* [RECORDS SUPPLIED]:
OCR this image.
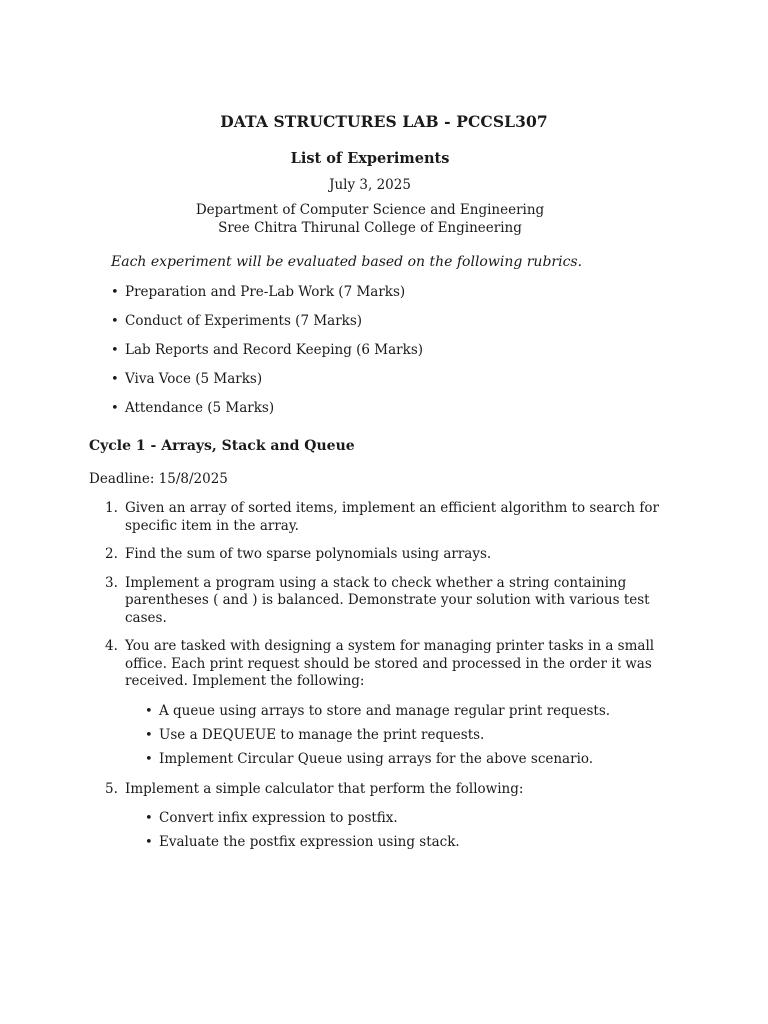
DATA STRUCTURES LAB - PCCSL307
List of Experiments
July 3, 2025
Department of Computer Science and Engineering
Sree Chitra Thirunal College of Engineering
Each experiment will be evaluated based on the following rubrics.
• Preparation and Pre-Lab Work (7 Marks)
• Conduct of Experiments (7 Marks)
• Lab Reports and Record Keeping (6 Marks)
• Viva Voce (5 Marks)
• Attendance (5 Marks)
Cycle 1 - Arrays, Stack and Queue
Deadline: 15/8/2025
1. Given an array of sorted items, implement an efficient algorithm to search for specific item in the array.
2. Find the sum of two sparse polynomials using arrays.
3. Implement a program using a stack to check whether a string containing parentheses ( and ) is balanced. Demonstrate your solution with various test cases.
4. You are tasked with designing a system for managing printer tasks in a small office. Each print request should be stored and processed in the order it was received. Implement the following:
• A queue using arrays to store and manage regular print requests.
• Use a DEQUEUE to manage the print requests.
• Implement Circular Queue using arrays for the above scenario.
5. Implement a simple calculator that perform the following:
• Convert infix expression to postfix.
• Evaluate the postfix expression using stack.
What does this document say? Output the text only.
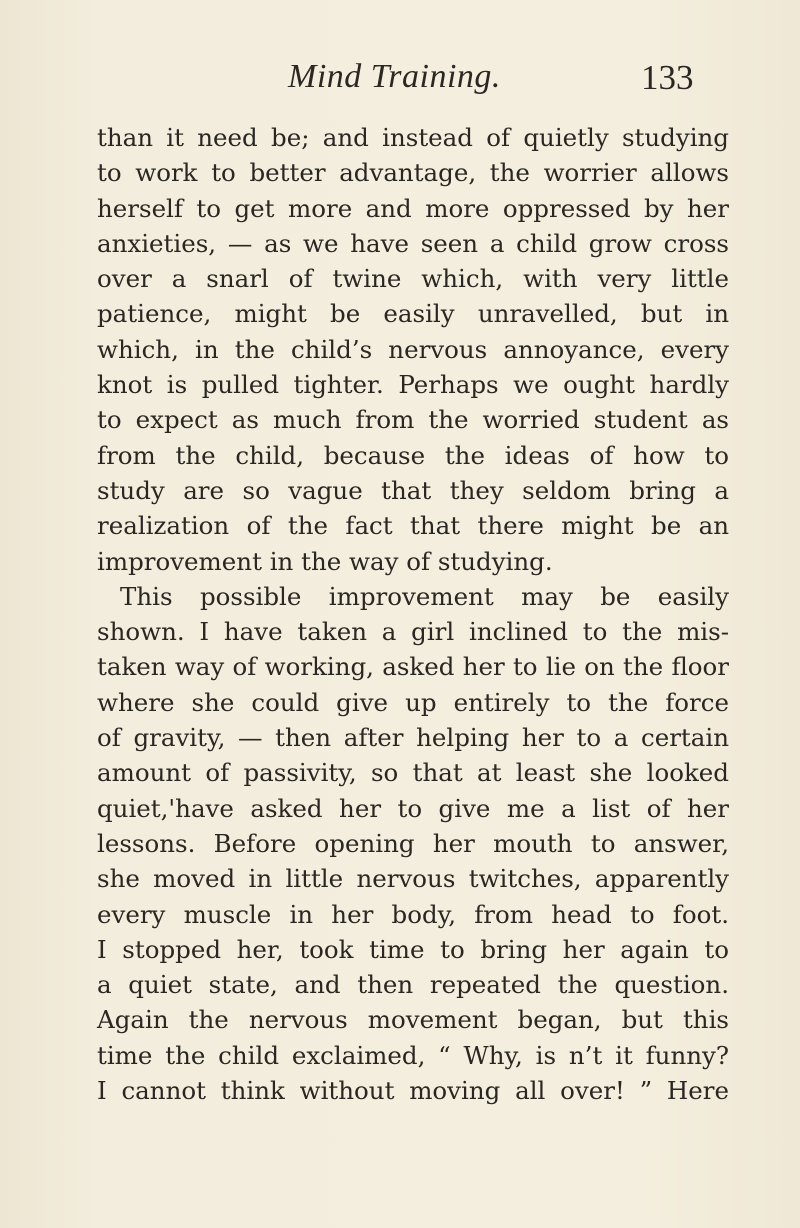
Mind Training.	133
than it need be; and instead of quietly studying
to work to better advantage, the worrier allows
herself to get more and more oppressed by her
anxieties, — as we have seen a child grow cross
over a snarl of twine which, with very little
patience, might be easily unravelled, but in
which, in the child’s nervous annoyance, every
knot is pulled tighter. Perhaps we ought hardly
to expect as much from the worried student as
from the child, because the ideas of how to
study are so vague that they seldom bring a
realization of the fact that there might be an
improvement in the way of studying.
This possible improvement may be easily
shown. I have taken a girl inclined to the mis-
taken way of working, asked her to lie on the floor
where she could give up entirely to the force
of gravity, — then after helping her to a certain
amount of passivity, so that at least she looked
quiet,'have asked her to give me a list of her
lessons. Before opening her mouth to answer,
she moved in little nervous twitches, apparently
every muscle in her body, from head to foot.
I stopped her, took time to bring her again to
a quiet state, and then repeated the question.
Again the nervous movement began, but this
time the child exclaimed, “ Why, is n’t it funny?
I cannot think without moving all over! ” Here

* [WHAT NEEDS TO BE DONE]: Repeat every record precisely. Any picture among them stays out of the copy.

* [RESULT OF THE TASK]:
OCR this image.
DATA STRUCTURES LAB - PCCSL307
List of Experiments
July 3, 2025
Department of Computer Science and Engineering
Sree Chitra Thirunal College of Engineering
Each experiment will be evaluated based on the following rubrics.
• Preparation and Pre-Lab Work (7 Marks)
• Conduct of Experiments (7 Marks)
• Lab Reports and Record Keeping (6 Marks)
• Viva Voce (5 Marks)
• Attendance (5 Marks)
Cycle 1 - Arrays, Stack and Queue
Deadline: 15/8/2025
1. Given an array of sorted items, implement an efficient algorithm to search for specific item in the array.
2. Find the sum of two sparse polynomials using arrays.
3. Implement a program using a stack to check whether a string containing parentheses ( and ) is balanced. Demonstrate your solution with various test cases.
4. You are tasked with designing a system for managing printer tasks in a small office. Each print request should be stored and processed in the order it was received. Implement the following:
• A queue using arrays to store and manage regular print requests.
• Use a DEQUEUE to manage the print requests.
• Implement Circular Queue using arrays for the above scenario.
5. Implement a simple calculator that perform the following:
• Convert infix expression to postfix.
• Evaluate the postfix expression using stack.
What does this document say? Output the text only.
Mind Training.	133
than it need be; and instead of quietly studying
to work to better advantage, the worrier allows
herself to get more and more oppressed by her
anxieties, — as we have seen a child grow cross
over a snarl of twine which, with very little
patience, might be easily unravelled, but in
which, in the child’s nervous annoyance, every
knot is pulled tighter. Perhaps we ought hardly
to expect as much from the worried student as
from the child, because the ideas of how to
study are so vague that they seldom bring a
realization of the fact that there might be an
improvement in the way of studying.
This possible improvement may be easily
shown. I have taken a girl inclined to the mis-
taken way of working, asked her to lie on the floor
where she could give up entirely to the force
of gravity, — then after helping her to a certain
amount of passivity, so that at least she looked
quiet,'have asked her to give me a list of her
lessons. Before opening her mouth to answer,
she moved in little nervous twitches, apparently
every muscle in her body, from head to foot.
I stopped her, took time to bring her again to
a quiet state, and then repeated the question.
Again the nervous movement began, but this
time the child exclaimed, “ Why, is n’t it funny?
I cannot think without moving all over! ” Here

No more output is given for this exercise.